Make a tally of the lines in the records that include the string "color", and give only that number.

─── Input material ───

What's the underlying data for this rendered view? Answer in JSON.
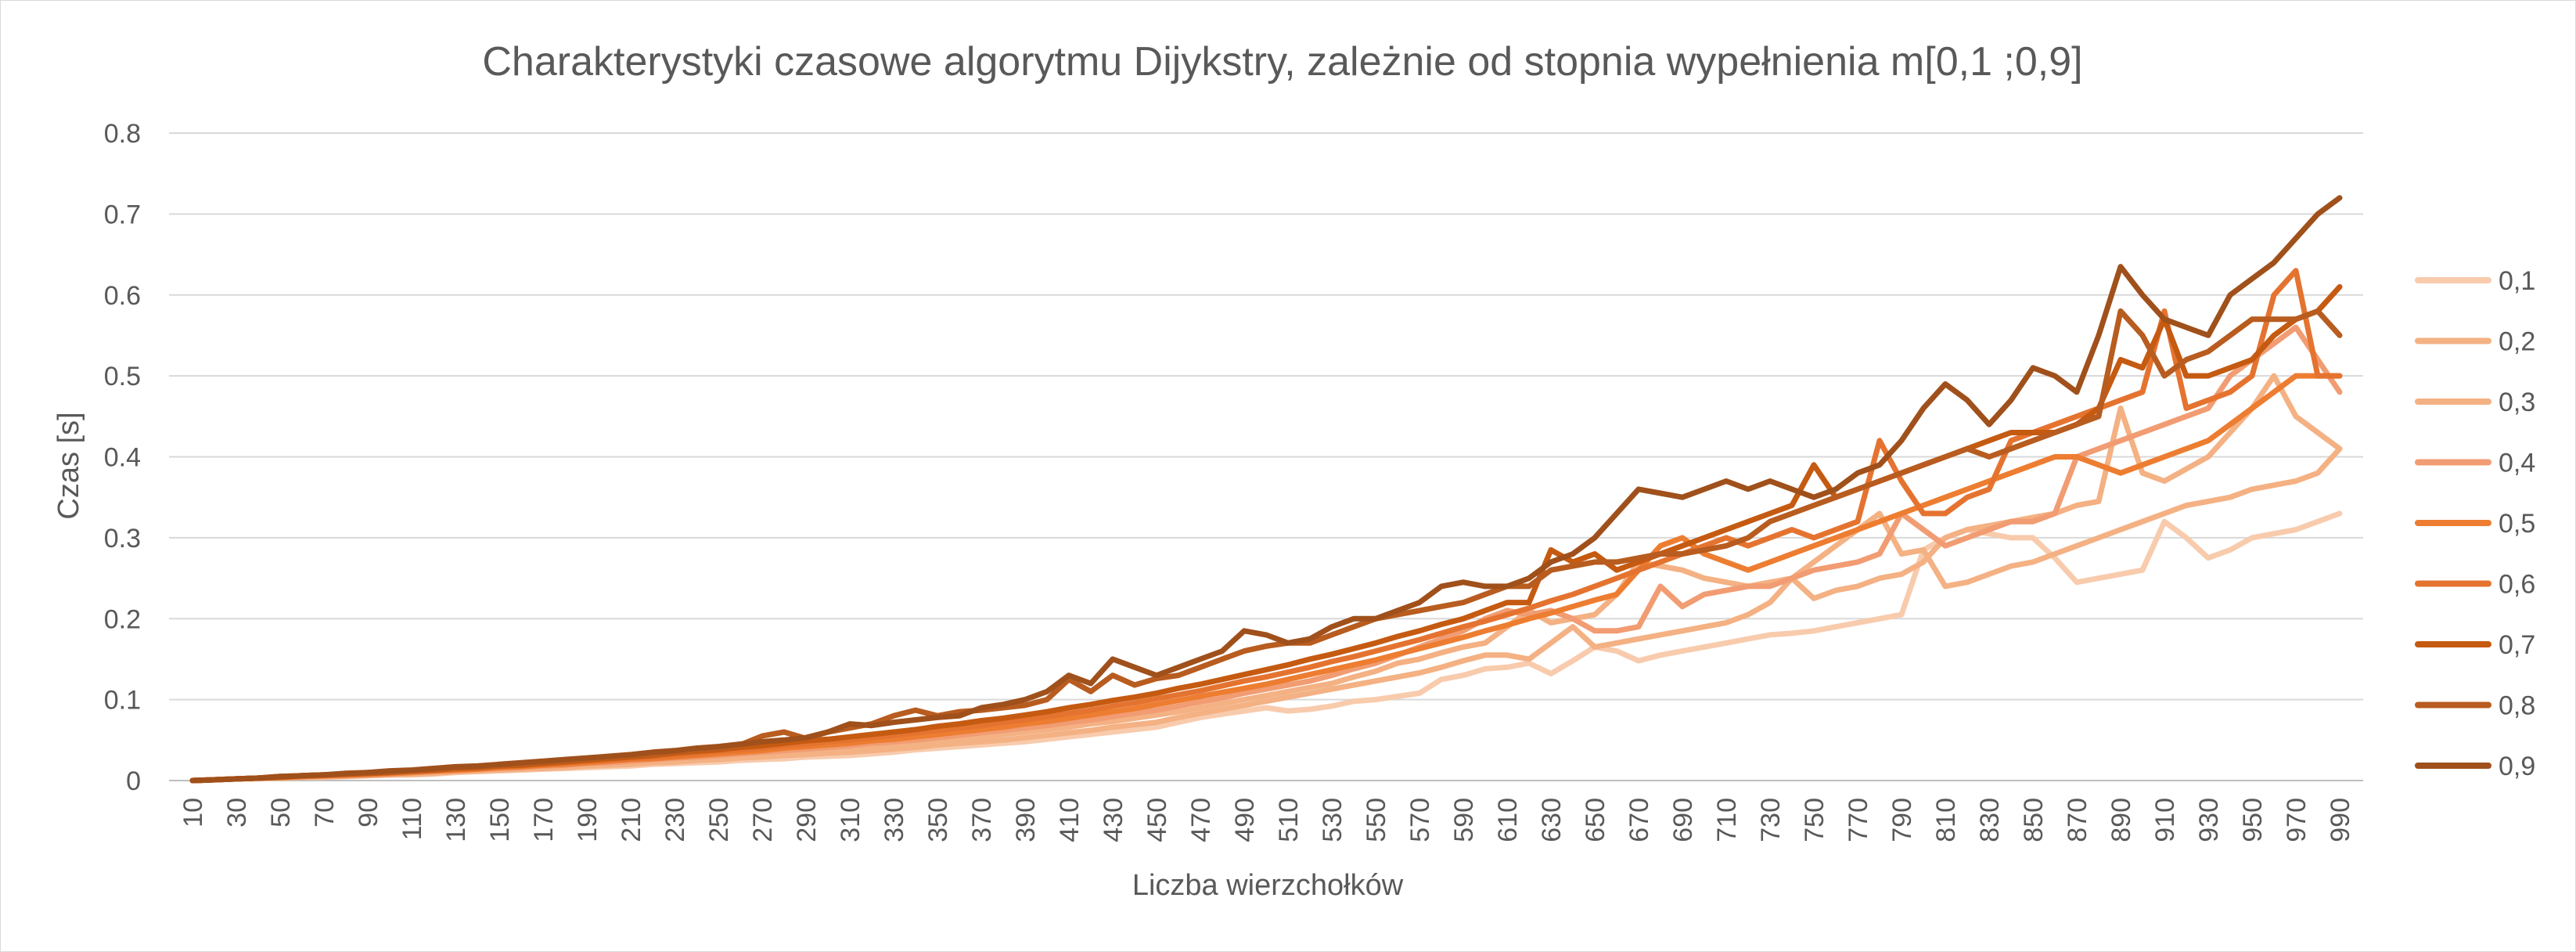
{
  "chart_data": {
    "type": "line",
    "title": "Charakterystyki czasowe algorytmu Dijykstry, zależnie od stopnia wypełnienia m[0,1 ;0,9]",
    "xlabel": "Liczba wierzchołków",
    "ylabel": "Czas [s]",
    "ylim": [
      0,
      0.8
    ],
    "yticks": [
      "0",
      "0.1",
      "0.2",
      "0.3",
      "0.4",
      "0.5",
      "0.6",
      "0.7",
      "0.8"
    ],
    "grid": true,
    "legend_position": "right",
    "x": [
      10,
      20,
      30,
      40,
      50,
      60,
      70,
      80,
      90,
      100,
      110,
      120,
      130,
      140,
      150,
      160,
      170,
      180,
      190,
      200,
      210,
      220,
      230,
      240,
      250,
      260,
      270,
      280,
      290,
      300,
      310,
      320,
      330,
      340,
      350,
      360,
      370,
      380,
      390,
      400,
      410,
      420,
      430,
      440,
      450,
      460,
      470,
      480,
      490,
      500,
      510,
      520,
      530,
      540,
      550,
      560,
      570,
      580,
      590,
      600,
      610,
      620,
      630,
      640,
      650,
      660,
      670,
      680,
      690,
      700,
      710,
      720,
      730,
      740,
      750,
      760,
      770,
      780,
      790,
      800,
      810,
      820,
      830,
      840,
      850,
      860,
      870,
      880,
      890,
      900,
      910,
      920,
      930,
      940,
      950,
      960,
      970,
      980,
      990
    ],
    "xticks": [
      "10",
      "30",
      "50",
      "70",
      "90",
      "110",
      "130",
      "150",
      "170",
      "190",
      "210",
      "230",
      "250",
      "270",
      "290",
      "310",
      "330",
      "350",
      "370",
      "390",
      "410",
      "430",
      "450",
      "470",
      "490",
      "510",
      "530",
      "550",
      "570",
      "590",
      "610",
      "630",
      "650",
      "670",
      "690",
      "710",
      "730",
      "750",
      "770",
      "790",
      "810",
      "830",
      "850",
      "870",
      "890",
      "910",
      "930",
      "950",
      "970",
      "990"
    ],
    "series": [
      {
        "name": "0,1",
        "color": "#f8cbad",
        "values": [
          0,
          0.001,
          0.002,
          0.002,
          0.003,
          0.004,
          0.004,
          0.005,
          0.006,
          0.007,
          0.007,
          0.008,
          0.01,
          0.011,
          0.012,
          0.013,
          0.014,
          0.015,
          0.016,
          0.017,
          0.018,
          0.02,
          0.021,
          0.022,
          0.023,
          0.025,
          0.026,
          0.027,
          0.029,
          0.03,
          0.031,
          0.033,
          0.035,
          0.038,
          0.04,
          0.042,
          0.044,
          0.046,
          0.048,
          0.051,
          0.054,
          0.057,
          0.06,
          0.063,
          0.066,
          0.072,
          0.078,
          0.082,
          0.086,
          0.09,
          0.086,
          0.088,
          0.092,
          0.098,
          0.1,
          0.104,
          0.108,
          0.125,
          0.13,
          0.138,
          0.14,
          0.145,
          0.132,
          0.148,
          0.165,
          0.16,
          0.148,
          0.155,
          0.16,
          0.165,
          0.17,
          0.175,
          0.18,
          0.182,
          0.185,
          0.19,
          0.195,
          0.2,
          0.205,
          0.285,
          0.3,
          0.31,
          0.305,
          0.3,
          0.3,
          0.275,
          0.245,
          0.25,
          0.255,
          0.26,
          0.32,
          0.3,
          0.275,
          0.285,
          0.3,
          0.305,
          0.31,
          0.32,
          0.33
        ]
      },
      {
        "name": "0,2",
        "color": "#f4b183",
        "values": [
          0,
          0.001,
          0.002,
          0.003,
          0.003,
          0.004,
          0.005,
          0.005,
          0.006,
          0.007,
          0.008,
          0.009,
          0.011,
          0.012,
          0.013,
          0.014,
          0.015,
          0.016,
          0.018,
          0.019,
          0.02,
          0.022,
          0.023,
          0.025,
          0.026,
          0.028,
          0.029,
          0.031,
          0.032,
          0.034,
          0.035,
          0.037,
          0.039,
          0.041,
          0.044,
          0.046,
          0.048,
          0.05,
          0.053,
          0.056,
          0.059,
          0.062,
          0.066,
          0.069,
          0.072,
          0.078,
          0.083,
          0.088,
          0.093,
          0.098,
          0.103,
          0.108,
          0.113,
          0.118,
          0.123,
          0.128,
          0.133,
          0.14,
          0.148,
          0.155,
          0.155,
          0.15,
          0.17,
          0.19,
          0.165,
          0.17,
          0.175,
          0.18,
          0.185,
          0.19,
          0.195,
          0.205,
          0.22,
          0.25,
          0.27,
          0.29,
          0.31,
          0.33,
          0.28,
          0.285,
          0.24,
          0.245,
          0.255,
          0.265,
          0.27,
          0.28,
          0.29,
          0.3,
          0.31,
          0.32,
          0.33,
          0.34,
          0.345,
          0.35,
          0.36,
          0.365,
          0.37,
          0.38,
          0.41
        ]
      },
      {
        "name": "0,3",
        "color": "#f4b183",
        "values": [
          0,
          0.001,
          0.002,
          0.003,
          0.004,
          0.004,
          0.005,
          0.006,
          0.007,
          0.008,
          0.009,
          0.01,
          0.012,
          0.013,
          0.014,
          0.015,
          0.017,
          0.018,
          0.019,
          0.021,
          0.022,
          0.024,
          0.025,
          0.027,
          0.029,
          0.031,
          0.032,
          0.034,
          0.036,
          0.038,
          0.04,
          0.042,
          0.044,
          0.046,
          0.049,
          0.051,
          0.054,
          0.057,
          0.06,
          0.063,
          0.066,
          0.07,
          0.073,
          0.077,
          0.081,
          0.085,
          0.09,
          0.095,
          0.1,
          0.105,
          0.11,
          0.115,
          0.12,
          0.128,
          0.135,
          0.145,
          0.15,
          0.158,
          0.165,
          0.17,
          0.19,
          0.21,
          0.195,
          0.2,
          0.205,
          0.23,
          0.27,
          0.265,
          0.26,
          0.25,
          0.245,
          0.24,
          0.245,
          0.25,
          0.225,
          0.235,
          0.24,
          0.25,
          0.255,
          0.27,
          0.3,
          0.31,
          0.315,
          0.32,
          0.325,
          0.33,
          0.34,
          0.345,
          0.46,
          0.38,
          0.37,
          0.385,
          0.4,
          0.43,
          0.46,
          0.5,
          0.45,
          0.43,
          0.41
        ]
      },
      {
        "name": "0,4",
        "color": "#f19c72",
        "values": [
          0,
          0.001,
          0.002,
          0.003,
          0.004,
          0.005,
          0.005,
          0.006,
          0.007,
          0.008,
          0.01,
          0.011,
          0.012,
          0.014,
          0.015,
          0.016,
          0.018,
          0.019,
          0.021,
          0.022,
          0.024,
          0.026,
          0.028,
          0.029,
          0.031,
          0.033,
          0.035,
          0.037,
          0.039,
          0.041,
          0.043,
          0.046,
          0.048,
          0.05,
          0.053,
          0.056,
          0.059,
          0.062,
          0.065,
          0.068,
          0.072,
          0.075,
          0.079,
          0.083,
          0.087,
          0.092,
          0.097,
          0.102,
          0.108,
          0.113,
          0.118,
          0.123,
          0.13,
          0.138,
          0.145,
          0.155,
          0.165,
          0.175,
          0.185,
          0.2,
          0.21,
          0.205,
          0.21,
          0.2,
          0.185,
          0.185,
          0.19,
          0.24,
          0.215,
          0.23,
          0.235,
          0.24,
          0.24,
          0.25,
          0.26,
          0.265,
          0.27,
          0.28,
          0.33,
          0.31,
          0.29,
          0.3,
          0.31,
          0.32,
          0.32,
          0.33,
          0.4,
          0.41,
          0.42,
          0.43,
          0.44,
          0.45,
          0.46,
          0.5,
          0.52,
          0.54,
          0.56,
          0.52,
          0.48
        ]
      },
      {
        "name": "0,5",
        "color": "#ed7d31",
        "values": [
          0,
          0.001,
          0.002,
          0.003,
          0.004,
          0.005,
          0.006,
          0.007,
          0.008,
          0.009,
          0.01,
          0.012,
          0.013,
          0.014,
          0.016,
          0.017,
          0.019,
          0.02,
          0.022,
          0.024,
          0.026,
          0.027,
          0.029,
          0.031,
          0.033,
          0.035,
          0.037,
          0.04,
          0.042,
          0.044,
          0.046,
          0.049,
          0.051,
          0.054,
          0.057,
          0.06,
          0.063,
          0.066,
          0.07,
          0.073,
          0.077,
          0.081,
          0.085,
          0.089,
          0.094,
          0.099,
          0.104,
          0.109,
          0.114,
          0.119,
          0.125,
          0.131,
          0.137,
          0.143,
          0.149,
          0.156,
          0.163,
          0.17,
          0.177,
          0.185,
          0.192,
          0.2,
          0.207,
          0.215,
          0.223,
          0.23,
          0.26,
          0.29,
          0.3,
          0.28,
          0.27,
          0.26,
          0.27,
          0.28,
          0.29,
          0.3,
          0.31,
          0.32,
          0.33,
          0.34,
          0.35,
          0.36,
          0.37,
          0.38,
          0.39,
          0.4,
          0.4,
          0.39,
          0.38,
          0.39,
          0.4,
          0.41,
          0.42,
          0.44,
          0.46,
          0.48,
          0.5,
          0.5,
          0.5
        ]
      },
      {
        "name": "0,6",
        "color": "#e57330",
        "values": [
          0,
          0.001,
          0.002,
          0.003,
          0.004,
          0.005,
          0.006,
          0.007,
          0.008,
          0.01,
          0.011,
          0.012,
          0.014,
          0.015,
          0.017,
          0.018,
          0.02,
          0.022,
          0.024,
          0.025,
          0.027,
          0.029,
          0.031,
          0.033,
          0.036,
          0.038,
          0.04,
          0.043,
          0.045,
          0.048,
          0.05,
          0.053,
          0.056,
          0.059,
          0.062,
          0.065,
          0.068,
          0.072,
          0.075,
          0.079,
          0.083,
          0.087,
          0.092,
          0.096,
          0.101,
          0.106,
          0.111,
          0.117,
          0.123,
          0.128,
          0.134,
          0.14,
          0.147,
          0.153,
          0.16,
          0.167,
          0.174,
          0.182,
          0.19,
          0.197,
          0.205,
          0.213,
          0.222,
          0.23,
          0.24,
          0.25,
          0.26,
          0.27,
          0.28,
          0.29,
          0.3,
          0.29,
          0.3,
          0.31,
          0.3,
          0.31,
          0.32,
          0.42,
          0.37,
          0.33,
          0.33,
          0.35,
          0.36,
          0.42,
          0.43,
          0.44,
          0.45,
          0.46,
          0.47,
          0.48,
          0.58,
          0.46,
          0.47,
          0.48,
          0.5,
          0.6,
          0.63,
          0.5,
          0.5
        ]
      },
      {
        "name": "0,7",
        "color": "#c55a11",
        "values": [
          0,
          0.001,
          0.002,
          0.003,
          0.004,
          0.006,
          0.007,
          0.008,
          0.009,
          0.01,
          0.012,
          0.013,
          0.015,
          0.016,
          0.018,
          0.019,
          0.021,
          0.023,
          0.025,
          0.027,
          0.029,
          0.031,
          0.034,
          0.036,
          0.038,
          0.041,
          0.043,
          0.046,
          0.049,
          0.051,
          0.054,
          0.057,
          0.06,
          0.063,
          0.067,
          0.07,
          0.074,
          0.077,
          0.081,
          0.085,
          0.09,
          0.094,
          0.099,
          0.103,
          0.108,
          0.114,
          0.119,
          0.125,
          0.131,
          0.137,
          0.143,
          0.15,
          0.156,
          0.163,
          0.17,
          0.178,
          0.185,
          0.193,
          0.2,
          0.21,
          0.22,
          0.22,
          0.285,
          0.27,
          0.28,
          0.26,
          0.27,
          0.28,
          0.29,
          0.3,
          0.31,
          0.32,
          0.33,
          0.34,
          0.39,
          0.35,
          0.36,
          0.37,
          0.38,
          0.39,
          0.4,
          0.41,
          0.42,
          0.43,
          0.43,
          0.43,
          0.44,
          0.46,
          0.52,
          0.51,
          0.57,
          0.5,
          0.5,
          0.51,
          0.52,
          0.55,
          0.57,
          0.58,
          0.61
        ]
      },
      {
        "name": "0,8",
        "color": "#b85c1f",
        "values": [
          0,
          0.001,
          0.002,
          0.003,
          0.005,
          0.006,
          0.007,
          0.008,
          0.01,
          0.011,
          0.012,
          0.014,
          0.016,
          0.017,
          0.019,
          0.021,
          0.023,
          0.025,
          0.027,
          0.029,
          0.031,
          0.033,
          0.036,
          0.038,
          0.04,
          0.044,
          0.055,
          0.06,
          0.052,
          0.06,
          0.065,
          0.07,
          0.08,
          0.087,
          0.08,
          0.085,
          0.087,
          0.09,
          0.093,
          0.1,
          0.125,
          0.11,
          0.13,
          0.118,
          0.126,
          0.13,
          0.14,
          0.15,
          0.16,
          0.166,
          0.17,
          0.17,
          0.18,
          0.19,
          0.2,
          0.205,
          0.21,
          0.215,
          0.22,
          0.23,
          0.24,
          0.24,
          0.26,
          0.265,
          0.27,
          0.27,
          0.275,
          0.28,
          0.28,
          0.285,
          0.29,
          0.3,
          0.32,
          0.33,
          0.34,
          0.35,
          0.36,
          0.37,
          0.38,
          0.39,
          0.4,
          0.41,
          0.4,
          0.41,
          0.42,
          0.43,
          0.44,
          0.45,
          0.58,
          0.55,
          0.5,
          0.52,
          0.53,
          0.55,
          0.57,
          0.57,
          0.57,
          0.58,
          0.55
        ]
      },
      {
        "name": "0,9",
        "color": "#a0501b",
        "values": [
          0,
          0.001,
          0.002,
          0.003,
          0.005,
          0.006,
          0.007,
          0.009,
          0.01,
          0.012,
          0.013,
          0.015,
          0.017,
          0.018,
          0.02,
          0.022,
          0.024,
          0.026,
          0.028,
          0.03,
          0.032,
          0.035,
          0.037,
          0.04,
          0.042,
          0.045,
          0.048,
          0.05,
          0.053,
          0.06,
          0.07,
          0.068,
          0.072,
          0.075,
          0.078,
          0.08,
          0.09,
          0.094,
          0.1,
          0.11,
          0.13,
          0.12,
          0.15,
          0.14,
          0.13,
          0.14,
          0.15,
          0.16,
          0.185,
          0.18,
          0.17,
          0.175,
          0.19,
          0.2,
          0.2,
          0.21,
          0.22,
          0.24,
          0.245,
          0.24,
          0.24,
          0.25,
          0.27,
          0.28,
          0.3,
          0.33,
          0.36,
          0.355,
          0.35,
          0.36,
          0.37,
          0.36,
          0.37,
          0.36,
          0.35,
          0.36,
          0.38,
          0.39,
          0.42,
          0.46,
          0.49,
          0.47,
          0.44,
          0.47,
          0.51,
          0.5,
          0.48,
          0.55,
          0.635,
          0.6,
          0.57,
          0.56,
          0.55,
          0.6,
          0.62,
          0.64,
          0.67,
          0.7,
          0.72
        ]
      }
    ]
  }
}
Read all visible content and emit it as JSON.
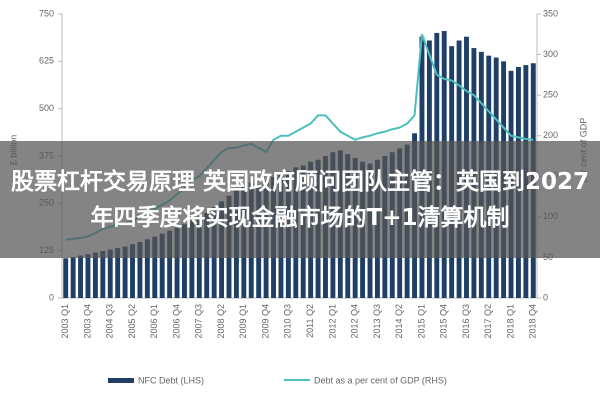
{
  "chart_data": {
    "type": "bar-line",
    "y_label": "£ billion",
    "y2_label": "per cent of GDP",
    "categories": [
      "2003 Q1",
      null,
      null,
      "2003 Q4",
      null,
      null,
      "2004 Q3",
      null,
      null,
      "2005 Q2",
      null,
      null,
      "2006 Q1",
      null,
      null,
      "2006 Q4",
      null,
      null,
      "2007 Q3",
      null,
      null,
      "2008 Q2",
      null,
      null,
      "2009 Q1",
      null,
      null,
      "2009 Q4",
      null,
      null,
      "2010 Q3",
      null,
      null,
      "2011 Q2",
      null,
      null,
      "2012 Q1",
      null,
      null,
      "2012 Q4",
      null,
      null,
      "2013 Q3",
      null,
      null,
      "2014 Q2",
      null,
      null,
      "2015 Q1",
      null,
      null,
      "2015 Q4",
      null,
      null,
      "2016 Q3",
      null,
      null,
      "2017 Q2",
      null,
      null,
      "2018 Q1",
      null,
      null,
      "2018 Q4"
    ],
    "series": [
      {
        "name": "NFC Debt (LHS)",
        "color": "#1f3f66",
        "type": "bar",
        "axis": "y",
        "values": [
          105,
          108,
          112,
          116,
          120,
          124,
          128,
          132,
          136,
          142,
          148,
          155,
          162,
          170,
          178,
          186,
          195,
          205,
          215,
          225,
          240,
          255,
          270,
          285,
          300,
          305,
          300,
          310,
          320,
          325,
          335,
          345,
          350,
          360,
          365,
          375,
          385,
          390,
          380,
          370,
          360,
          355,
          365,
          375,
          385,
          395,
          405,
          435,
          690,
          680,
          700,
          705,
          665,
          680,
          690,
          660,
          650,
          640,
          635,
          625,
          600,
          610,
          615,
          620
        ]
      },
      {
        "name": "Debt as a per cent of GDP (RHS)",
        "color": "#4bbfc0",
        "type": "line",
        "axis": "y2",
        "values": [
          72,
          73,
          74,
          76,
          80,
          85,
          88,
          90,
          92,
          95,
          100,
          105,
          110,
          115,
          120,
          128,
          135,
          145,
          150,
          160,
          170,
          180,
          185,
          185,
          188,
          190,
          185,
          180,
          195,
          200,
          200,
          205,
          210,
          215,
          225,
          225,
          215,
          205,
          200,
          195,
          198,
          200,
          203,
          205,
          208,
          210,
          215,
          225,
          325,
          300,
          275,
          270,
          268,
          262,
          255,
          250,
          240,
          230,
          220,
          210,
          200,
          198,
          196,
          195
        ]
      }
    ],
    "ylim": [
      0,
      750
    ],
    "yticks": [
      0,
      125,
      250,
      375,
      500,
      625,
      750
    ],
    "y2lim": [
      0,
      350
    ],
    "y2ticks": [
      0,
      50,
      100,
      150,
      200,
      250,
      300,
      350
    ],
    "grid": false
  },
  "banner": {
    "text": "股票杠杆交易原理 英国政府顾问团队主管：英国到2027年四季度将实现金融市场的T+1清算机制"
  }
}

───

◆ **Exercise answer**:
11